## SET PROBLEM
Read the data and repeat it in full, exactly.

## INFORMATION SHOWN
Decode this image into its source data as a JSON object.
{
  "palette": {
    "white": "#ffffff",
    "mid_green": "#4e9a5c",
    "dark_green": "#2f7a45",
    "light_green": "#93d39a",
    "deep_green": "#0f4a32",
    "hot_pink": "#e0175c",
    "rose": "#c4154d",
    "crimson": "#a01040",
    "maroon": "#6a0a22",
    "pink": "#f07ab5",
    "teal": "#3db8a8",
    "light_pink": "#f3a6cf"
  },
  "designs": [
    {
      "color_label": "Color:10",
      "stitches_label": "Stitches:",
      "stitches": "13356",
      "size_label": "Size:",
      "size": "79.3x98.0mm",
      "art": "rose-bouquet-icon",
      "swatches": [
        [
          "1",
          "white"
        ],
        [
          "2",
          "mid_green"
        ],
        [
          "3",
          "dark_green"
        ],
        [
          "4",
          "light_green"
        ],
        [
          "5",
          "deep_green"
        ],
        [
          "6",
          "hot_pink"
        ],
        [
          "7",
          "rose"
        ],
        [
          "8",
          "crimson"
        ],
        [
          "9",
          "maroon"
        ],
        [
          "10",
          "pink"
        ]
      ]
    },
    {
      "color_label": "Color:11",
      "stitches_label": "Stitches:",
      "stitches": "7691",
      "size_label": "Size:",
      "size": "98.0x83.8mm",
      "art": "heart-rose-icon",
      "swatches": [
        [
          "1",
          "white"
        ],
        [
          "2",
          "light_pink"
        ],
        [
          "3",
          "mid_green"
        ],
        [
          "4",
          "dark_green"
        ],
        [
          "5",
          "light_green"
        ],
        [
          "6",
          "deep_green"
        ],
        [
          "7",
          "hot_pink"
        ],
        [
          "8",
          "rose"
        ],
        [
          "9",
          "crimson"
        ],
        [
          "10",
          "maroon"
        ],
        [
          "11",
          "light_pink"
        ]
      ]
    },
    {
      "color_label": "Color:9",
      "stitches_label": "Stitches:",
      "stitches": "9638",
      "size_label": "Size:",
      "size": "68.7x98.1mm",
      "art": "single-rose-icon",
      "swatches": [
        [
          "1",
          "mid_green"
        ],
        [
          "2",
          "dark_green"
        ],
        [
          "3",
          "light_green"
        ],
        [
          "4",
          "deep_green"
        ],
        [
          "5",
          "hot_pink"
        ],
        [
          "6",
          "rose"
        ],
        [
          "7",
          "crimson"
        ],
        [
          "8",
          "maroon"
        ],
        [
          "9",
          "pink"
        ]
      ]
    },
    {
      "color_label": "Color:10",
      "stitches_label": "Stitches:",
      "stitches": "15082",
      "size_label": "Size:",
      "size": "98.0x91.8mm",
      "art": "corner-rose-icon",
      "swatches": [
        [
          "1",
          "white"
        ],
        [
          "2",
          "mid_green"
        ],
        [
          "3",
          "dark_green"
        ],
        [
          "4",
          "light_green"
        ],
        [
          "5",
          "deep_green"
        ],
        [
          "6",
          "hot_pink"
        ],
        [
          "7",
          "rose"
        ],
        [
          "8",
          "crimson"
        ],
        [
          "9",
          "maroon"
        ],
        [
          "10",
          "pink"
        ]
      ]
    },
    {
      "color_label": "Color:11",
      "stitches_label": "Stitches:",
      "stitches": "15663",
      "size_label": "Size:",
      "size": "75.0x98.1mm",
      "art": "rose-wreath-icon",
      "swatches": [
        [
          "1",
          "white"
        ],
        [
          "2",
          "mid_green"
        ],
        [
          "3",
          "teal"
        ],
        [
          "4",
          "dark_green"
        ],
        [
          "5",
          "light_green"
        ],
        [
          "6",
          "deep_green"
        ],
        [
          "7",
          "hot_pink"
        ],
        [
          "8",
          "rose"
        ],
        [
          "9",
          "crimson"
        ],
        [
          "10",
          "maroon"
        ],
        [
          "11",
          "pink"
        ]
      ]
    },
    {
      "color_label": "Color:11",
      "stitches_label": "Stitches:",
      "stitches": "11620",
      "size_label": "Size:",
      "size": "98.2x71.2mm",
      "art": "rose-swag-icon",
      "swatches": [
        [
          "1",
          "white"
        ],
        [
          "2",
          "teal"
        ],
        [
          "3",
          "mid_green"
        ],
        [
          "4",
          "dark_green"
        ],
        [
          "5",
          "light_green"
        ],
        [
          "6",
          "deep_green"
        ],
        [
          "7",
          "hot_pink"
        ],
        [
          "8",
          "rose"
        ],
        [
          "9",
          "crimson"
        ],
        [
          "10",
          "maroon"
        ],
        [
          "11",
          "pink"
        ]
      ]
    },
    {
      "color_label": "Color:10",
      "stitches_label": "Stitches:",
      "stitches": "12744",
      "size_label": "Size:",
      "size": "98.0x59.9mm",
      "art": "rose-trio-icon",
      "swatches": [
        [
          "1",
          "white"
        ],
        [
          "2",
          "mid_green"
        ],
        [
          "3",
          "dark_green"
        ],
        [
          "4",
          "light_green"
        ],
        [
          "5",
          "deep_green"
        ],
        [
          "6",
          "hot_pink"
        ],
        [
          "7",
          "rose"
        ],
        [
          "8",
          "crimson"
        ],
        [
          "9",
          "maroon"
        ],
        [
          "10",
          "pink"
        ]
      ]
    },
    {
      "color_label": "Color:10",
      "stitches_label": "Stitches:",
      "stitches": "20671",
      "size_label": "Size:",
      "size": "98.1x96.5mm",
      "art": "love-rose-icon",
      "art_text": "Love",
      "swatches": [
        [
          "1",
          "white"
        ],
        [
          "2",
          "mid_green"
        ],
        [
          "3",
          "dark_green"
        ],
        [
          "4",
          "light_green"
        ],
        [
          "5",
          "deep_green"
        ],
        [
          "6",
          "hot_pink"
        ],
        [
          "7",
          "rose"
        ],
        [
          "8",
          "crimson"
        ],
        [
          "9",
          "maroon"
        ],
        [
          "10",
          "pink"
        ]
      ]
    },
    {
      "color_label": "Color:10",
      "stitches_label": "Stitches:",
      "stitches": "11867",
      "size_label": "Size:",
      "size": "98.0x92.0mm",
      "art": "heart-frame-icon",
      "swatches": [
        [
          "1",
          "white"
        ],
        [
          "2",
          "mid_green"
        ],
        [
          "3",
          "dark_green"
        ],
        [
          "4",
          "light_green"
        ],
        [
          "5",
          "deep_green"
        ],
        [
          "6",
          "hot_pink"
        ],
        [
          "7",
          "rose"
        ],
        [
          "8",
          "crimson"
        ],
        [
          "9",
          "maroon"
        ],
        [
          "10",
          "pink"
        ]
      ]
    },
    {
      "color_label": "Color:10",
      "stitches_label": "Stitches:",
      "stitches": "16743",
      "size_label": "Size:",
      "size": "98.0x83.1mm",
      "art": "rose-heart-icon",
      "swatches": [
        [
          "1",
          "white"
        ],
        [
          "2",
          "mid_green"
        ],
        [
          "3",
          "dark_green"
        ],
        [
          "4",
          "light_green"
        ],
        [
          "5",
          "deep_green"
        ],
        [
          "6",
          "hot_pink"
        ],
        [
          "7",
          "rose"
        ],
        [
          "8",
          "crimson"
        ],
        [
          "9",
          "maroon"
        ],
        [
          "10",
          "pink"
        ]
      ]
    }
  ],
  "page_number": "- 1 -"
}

## FINISHED ANSWER
Decode this image into its source data as a JSON object.
{
  "palette": {
    "white": "#ffffff",
    "mid_green": "#4e9a5c",
    "dark_green": "#2f7a45",
    "light_green": "#93d39a",
    "deep_green": "#0f4a32",
    "hot_pink": "#e0175c",
    "rose": "#c4154d",
    "crimson": "#a01040",
    "maroon": "#6a0a22",
    "pink": "#f07ab5",
    "teal": "#3db8a8",
    "light_pink": "#f3a6cf"
  },
  "designs": [
    {
      "color_label": "Color:10",
      "stitches_label": "Stitches:",
      "stitches": "13356",
      "size_label": "Size:",
      "size": "79.3x98.0mm",
      "art": "rose-bouquet-icon",
      "swatches": [
        [
          "1",
          "white"
        ],
        [
          "2",
          "mid_green"
        ],
        [
          "3",
          "dark_green"
        ],
        [
          "4",
          "light_green"
        ],
        [
          "5",
          "deep_green"
        ],
        [
          "6",
          "hot_pink"
        ],
        [
          "7",
          "rose"
        ],
        [
          "8",
          "crimson"
        ],
        [
          "9",
          "maroon"
        ],
        [
          "10",
          "pink"
        ]
      ]
    },
    {
      "color_label": "Color:11",
      "stitches_label": "Stitches:",
      "stitches": "7691",
      "size_label": "Size:",
      "size": "98.0x83.8mm",
      "art": "heart-rose-icon",
      "swatches": [
        [
          "1",
          "white"
        ],
        [
          "2",
          "light_pink"
        ],
        [
          "3",
          "mid_green"
        ],
        [
          "4",
          "dark_green"
        ],
        [
          "5",
          "light_green"
        ],
        [
          "6",
          "deep_green"
        ],
        [
          "7",
          "hot_pink"
        ],
        [
          "8",
          "rose"
        ],
        [
          "9",
          "crimson"
        ],
        [
          "10",
          "maroon"
        ],
        [
          "11",
          "light_pink"
        ]
      ]
    },
    {
      "color_label": "Color:9",
      "stitches_label": "Stitches:",
      "stitches": "9638",
      "size_label": "Size:",
      "size": "68.7x98.1mm",
      "art": "single-rose-icon",
      "swatches": [
        [
          "1",
          "mid_green"
        ],
        [
          "2",
          "dark_green"
        ],
        [
          "3",
          "light_green"
        ],
        [
          "4",
          "deep_green"
        ],
        [
          "5",
          "hot_pink"
        ],
        [
          "6",
          "rose"
        ],
        [
          "7",
          "crimson"
        ],
        [
          "8",
          "maroon"
        ],
        [
          "9",
          "pink"
        ]
      ]
    },
    {
      "color_label": "Color:10",
      "stitches_label": "Stitches:",
      "stitches": "15082",
      "size_label": "Size:",
      "size": "98.0x91.8mm",
      "art": "corner-rose-icon",
      "swatches": [
        [
          "1",
          "white"
        ],
        [
          "2",
          "mid_green"
        ],
        [
          "3",
          "dark_green"
        ],
        [
          "4",
          "light_green"
        ],
        [
          "5",
          "deep_green"
        ],
        [
          "6",
          "hot_pink"
        ],
        [
          "7",
          "rose"
        ],
        [
          "8",
          "crimson"
        ],
        [
          "9",
          "maroon"
        ],
        [
          "10",
          "pink"
        ]
      ]
    },
    {
      "color_label": "Color:11",
      "stitches_label": "Stitches:",
      "stitches": "15663",
      "size_label": "Size:",
      "size": "75.0x98.1mm",
      "art": "rose-wreath-icon",
      "swatches": [
        [
          "1",
          "white"
        ],
        [
          "2",
          "mid_green"
        ],
        [
          "3",
          "teal"
        ],
        [
          "4",
          "dark_green"
        ],
        [
          "5",
          "light_green"
        ],
        [
          "6",
          "deep_green"
        ],
        [
          "7",
          "hot_pink"
        ],
        [
          "8",
          "rose"
        ],
        [
          "9",
          "crimson"
        ],
        [
          "10",
          "maroon"
        ],
        [
          "11",
          "pink"
        ]
      ]
    },
    {
      "color_label": "Color:11",
      "stitches_label": "Stitches:",
      "stitches": "11620",
      "size_label": "Size:",
      "size": "98.2x71.2mm",
      "art": "rose-swag-icon",
      "swatches": [
        [
          "1",
          "white"
        ],
        [
          "2",
          "teal"
        ],
        [
          "3",
          "mid_green"
        ],
        [
          "4",
          "dark_green"
        ],
        [
          "5",
          "light_green"
        ],
        [
          "6",
          "deep_green"
        ],
        [
          "7",
          "hot_pink"
        ],
        [
          "8",
          "rose"
        ],
        [
          "9",
          "crimson"
        ],
        [
          "10",
          "maroon"
        ],
        [
          "11",
          "pink"
        ]
      ]
    },
    {
      "color_label": "Color:10",
      "stitches_label": "Stitches:",
      "stitches": "12744",
      "size_label": "Size:",
      "size": "98.0x59.9mm",
      "art": "rose-trio-icon",
      "swatches": [
        [
          "1",
          "white"
        ],
        [
          "2",
          "mid_green"
        ],
        [
          "3",
          "dark_green"
        ],
        [
          "4",
          "light_green"
        ],
        [
          "5",
          "deep_green"
        ],
        [
          "6",
          "hot_pink"
        ],
        [
          "7",
          "rose"
        ],
        [
          "8",
          "crimson"
        ],
        [
          "9",
          "maroon"
        ],
        [
          "10",
          "pink"
        ]
      ]
    },
    {
      "color_label": "Color:10",
      "stitches_label": "Stitches:",
      "stitches": "20671",
      "size_label": "Size:",
      "size": "98.1x96.5mm",
      "art": "love-rose-icon",
      "art_text": "Love",
      "swatches": [
        [
          "1",
          "white"
        ],
        [
          "2",
          "mid_green"
        ],
        [
          "3",
          "dark_green"
        ],
        [
          "4",
          "light_green"
        ],
        [
          "5",
          "deep_green"
        ],
        [
          "6",
          "hot_pink"
        ],
        [
          "7",
          "rose"
        ],
        [
          "8",
          "crimson"
        ],
        [
          "9",
          "maroon"
        ],
        [
          "10",
          "pink"
        ]
      ]
    },
    {
      "color_label": "Color:10",
      "stitches_label": "Stitches:",
      "stitches": "11867",
      "size_label": "Size:",
      "size": "98.0x92.0mm",
      "art": "heart-frame-icon",
      "swatches": [
        [
          "1",
          "white"
        ],
        [
          "2",
          "mid_green"
        ],
        [
          "3",
          "dark_green"
        ],
        [
          "4",
          "light_green"
        ],
        [
          "5",
          "deep_green"
        ],
        [
          "6",
          "hot_pink"
        ],
        [
          "7",
          "rose"
        ],
        [
          "8",
          "crimson"
        ],
        [
          "9",
          "maroon"
        ],
        [
          "10",
          "pink"
        ]
      ]
    },
    {
      "color_label": "Color:10",
      "stitches_label": "Stitches:",
      "stitches": "16743",
      "size_label": "Size:",
      "size": "98.0x83.1mm",
      "art": "rose-heart-icon",
      "swatches": [
        [
          "1",
          "white"
        ],
        [
          "2",
          "mid_green"
        ],
        [
          "3",
          "dark_green"
        ],
        [
          "4",
          "light_green"
        ],
        [
          "5",
          "deep_green"
        ],
        [
          "6",
          "hot_pink"
        ],
        [
          "7",
          "rose"
        ],
        [
          "8",
          "crimson"
        ],
        [
          "9",
          "maroon"
        ],
        [
          "10",
          "pink"
        ]
      ]
    }
  ],
  "page_number": "- 1 -"
}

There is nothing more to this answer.